### Problem description
Word for word, give the material below again, minus any images.

Stored data
※

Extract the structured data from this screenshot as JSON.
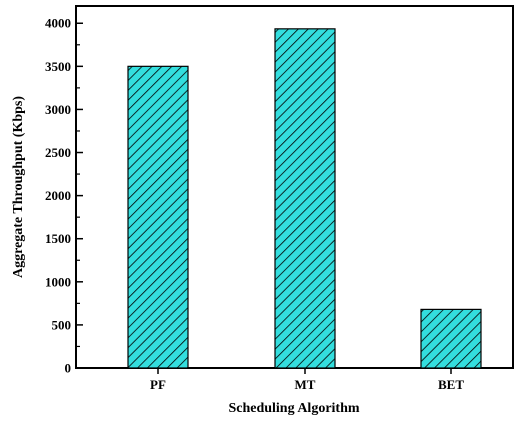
{
  "chart_data": {
    "type": "bar",
    "categories": [
      "PF",
      "MT",
      "BET"
    ],
    "values": [
      3500,
      3935,
      680
    ],
    "title": "",
    "xlabel": "Scheduling Algorithm",
    "ylabel": "Aggregate Throughput (Kbps)",
    "ylim": [
      0,
      4200
    ],
    "yticks": [
      0,
      500,
      1000,
      1500,
      2000,
      2500,
      3000,
      3500,
      4000
    ],
    "grid": false,
    "legend": "none",
    "bar_fill": "#33dede",
    "hatch": "diagonal black lines"
  }
}
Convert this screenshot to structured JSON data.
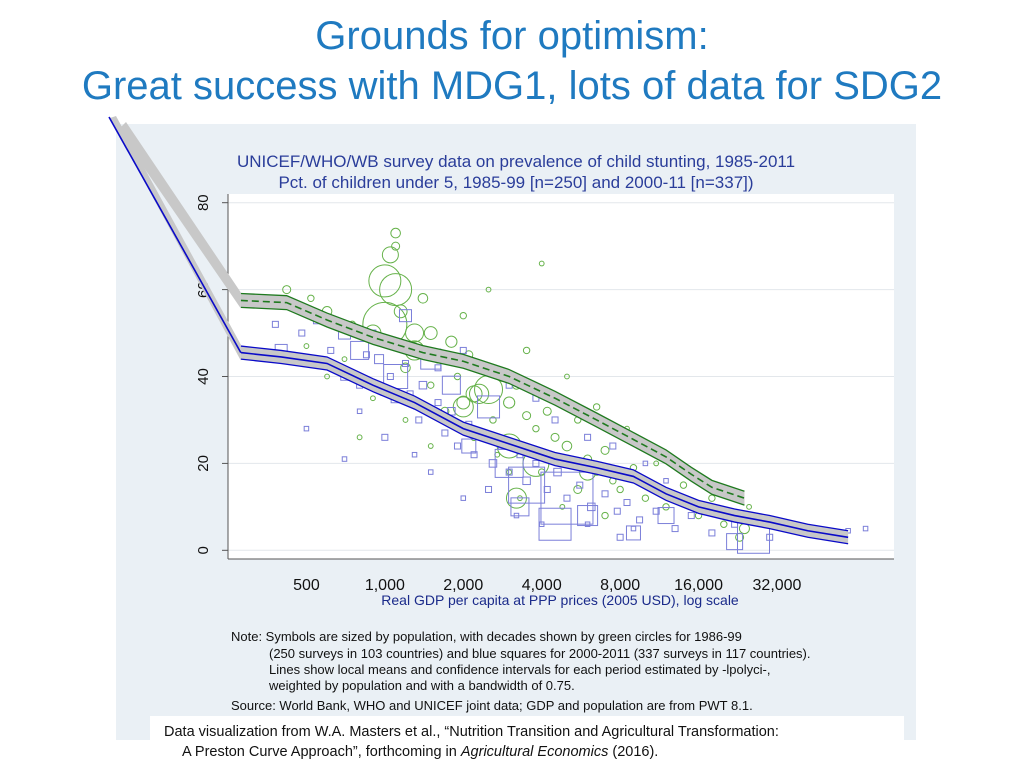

※

### Answer to the task
Extract the structured data from this screenshot as JSON.
{
  "chart_data": {
    "type": "bar",
    "categories": [
      "PF",
      "MT",
      "BET"
    ],
    "values": [
      3500,
      3935,
      680
    ],
    "title": "",
    "xlabel": "Scheduling Algorithm",
    "ylabel": "Aggregate Throughput (Kbps)",
    "ylim": [
      0,
      4200
    ],
    "yticks": [
      0,
      500,
      1000,
      1500,
      2000,
      2500,
      3000,
      3500,
      4000
    ],
    "grid": false,
    "legend": "none",
    "bar_fill": "#33dede",
    "hatch": "diagonal black lines"
  }
}
Convert this screenshot to structured JSON data.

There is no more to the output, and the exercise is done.